Description of the task
Among the records below, find each line that includes the string "detached" and copy it.
┏━━
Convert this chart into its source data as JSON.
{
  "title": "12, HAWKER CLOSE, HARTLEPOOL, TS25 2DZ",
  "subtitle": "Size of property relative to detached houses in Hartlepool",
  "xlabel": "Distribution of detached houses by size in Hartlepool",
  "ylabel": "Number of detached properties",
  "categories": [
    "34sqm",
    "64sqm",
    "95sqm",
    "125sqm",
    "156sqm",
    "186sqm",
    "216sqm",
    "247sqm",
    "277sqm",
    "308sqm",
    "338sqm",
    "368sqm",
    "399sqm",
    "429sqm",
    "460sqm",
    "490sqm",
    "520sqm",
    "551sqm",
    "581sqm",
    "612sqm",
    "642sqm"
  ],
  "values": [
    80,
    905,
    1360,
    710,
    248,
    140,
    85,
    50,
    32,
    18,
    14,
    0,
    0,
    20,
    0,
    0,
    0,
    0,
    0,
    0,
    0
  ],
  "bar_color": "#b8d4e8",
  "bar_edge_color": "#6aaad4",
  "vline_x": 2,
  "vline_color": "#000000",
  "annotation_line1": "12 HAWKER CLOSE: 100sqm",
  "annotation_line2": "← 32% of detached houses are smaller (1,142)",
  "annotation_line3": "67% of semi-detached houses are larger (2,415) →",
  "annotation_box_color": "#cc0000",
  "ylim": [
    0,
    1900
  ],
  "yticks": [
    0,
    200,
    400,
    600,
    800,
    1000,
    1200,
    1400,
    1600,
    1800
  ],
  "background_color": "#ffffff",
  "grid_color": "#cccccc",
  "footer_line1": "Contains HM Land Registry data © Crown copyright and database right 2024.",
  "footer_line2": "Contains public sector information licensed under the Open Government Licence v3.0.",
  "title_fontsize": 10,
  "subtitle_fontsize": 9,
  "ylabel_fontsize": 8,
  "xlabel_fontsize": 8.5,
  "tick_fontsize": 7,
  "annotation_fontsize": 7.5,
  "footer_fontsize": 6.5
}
┗━━
Response to this exercise
  "subtitle": "Size of property relative to detached houses in Hartlepool",
  "xlabel": "Distribution of detached houses by size in Hartlepool",
  "ylabel": "Number of detached properties",
  "annotation_line2": "← 32% of detached houses are smaller (1,142)",
  "annotation_line3": "67% of semi-detached houses are larger (2,415) →",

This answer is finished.